Written instruction: Only lines with the string "xlabel" matter here; gather them from the material below.

Records from a collection
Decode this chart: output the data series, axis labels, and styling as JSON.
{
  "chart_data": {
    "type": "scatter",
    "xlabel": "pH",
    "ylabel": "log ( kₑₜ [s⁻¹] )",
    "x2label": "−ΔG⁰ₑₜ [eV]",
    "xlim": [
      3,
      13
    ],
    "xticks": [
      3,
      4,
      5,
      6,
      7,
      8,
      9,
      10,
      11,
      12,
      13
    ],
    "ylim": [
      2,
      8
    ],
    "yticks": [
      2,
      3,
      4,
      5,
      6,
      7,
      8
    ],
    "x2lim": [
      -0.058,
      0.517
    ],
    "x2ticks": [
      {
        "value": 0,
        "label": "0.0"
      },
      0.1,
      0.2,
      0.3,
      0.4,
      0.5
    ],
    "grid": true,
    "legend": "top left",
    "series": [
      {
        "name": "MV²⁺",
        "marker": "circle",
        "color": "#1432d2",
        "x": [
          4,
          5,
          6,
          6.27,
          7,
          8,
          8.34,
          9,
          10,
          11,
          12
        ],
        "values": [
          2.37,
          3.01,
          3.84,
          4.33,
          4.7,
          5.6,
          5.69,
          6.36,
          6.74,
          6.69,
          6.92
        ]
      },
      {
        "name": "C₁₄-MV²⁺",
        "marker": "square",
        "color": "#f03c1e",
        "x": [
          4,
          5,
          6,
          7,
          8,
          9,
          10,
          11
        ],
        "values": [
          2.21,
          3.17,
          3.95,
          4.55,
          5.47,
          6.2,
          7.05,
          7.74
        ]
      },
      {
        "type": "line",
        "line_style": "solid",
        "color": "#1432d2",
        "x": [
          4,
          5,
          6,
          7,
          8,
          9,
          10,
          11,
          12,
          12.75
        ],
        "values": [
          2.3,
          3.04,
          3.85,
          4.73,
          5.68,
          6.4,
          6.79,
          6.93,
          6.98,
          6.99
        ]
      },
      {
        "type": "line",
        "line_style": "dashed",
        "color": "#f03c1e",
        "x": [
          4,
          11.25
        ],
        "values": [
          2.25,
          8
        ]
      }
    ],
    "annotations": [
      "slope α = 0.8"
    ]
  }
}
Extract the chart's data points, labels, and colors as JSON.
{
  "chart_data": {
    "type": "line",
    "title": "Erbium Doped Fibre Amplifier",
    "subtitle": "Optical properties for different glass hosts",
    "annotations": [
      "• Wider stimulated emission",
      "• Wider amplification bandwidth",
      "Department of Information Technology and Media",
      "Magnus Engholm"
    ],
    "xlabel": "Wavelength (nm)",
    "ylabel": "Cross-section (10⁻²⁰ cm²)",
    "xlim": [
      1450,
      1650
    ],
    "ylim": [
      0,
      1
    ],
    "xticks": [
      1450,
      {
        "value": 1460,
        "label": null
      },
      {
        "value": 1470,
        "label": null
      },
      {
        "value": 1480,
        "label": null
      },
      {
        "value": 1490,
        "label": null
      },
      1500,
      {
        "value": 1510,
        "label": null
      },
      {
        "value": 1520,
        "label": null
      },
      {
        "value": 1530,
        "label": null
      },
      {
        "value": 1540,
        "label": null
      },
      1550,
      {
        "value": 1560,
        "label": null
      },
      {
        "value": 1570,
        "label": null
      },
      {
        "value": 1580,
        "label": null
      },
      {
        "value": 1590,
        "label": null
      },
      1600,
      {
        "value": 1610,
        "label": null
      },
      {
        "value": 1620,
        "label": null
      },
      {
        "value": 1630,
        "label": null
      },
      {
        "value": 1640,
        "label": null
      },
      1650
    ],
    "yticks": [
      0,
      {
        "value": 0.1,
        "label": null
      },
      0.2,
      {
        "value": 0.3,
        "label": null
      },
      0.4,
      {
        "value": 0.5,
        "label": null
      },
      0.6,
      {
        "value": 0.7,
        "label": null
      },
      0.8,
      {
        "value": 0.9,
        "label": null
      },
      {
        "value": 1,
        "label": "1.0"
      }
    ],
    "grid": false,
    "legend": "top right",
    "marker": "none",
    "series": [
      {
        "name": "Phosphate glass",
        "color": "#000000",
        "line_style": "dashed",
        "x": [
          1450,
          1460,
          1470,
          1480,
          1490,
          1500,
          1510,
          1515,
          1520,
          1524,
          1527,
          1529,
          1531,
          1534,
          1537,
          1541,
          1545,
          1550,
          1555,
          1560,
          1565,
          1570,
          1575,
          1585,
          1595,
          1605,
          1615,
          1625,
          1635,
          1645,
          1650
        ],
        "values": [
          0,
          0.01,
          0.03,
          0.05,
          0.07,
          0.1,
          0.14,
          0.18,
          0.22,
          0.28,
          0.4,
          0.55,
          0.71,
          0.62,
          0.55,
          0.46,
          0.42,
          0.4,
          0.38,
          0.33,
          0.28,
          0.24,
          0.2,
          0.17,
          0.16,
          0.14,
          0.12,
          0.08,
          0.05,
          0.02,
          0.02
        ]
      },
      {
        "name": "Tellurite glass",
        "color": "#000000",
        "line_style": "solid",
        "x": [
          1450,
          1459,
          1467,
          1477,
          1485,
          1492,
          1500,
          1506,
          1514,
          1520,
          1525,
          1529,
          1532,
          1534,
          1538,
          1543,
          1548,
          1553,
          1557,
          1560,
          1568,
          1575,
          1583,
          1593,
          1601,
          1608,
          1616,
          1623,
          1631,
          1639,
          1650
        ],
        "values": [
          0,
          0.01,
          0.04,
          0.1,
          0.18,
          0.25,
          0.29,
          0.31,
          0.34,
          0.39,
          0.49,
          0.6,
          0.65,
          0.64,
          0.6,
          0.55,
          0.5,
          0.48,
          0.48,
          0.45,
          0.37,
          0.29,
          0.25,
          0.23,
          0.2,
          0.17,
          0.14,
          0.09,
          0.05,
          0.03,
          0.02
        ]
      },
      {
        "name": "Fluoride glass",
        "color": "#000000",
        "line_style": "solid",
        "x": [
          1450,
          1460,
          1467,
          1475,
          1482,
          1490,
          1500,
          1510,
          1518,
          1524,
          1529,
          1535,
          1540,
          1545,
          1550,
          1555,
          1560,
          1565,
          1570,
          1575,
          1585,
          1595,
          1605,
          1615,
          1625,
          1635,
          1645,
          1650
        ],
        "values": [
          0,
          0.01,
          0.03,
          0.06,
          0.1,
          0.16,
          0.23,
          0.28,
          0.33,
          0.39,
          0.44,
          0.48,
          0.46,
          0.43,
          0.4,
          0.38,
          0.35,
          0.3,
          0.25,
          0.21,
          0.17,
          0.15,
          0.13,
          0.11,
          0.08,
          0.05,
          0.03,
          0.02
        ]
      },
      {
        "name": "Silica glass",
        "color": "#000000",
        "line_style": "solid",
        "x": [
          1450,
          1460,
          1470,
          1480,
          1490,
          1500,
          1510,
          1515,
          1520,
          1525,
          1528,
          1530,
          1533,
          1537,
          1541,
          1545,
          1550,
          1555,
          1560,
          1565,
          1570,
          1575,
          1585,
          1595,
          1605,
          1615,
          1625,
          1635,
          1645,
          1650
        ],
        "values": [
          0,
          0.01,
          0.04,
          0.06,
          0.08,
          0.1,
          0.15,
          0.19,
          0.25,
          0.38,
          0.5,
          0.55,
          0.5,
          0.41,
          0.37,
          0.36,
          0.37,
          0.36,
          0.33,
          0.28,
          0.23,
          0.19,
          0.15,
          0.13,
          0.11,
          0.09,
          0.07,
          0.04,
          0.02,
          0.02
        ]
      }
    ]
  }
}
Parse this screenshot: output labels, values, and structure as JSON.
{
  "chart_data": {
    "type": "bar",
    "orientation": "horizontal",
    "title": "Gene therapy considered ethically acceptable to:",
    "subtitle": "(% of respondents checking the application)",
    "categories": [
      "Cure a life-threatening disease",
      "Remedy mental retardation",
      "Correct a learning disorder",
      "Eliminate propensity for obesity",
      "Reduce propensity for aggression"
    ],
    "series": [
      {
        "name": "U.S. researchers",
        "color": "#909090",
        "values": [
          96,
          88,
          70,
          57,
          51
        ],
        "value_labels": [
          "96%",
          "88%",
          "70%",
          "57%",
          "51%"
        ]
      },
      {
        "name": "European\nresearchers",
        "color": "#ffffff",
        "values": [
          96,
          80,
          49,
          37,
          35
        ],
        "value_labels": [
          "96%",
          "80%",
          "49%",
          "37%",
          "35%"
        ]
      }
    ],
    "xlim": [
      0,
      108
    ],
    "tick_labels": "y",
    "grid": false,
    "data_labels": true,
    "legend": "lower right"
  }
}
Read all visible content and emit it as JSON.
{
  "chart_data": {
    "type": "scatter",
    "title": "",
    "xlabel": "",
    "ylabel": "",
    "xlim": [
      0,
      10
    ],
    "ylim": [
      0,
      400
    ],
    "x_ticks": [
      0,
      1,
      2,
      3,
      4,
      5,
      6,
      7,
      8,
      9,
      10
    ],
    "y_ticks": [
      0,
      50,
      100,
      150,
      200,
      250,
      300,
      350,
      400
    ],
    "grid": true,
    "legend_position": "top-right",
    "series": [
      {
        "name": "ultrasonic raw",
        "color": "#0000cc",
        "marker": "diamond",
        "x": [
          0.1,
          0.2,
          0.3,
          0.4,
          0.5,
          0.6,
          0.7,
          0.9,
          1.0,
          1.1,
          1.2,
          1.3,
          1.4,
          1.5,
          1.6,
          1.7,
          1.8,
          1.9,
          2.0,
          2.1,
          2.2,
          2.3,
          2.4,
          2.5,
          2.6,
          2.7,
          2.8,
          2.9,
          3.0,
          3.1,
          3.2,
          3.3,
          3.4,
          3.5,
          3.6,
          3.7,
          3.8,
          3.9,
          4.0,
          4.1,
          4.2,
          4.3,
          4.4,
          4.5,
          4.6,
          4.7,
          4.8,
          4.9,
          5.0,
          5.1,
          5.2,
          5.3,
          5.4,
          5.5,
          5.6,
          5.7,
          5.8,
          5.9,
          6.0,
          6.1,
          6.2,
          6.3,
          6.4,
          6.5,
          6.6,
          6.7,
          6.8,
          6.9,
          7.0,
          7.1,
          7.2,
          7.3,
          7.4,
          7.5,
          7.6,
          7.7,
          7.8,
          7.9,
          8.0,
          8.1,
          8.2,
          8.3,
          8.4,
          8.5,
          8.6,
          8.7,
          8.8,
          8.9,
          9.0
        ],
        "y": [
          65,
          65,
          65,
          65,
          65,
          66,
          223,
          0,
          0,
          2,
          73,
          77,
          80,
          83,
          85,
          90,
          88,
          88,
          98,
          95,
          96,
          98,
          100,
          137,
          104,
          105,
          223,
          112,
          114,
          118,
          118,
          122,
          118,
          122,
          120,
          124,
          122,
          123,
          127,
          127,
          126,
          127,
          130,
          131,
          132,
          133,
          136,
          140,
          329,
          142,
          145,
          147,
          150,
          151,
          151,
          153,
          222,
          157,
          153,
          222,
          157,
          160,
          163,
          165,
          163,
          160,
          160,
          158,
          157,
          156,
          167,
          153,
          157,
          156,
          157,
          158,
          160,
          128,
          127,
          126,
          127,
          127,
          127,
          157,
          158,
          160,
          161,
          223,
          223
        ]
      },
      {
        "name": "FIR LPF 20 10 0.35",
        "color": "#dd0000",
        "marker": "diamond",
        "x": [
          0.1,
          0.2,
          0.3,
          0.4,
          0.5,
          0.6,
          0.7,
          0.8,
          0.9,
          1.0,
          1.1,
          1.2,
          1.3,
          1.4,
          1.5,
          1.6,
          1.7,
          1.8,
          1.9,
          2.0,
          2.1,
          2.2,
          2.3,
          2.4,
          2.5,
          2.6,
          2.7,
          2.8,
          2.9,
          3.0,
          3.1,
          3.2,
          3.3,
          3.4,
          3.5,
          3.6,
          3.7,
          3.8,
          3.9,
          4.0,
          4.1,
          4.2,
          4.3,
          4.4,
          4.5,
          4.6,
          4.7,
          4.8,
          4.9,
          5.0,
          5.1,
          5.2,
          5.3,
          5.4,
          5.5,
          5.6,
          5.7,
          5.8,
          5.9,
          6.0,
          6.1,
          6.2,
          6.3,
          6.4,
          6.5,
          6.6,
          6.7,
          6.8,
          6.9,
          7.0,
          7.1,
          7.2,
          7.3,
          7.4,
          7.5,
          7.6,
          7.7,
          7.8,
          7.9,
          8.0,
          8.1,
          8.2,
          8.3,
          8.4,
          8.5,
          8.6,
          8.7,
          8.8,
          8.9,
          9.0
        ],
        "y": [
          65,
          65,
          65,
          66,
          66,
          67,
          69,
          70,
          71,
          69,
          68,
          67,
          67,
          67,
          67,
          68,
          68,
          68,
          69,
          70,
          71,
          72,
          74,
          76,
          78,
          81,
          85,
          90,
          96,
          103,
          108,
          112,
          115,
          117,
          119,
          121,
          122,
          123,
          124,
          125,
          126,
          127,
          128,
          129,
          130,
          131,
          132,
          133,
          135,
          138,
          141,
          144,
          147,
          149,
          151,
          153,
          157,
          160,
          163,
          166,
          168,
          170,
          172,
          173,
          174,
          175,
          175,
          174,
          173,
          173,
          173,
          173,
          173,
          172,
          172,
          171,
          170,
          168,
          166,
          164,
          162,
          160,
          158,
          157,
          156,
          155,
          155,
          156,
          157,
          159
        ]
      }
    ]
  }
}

Answer for this exercise:
    "xlabel": "pH",
    "xlabel": "Wavelength (nm)",
    "xlabel": "",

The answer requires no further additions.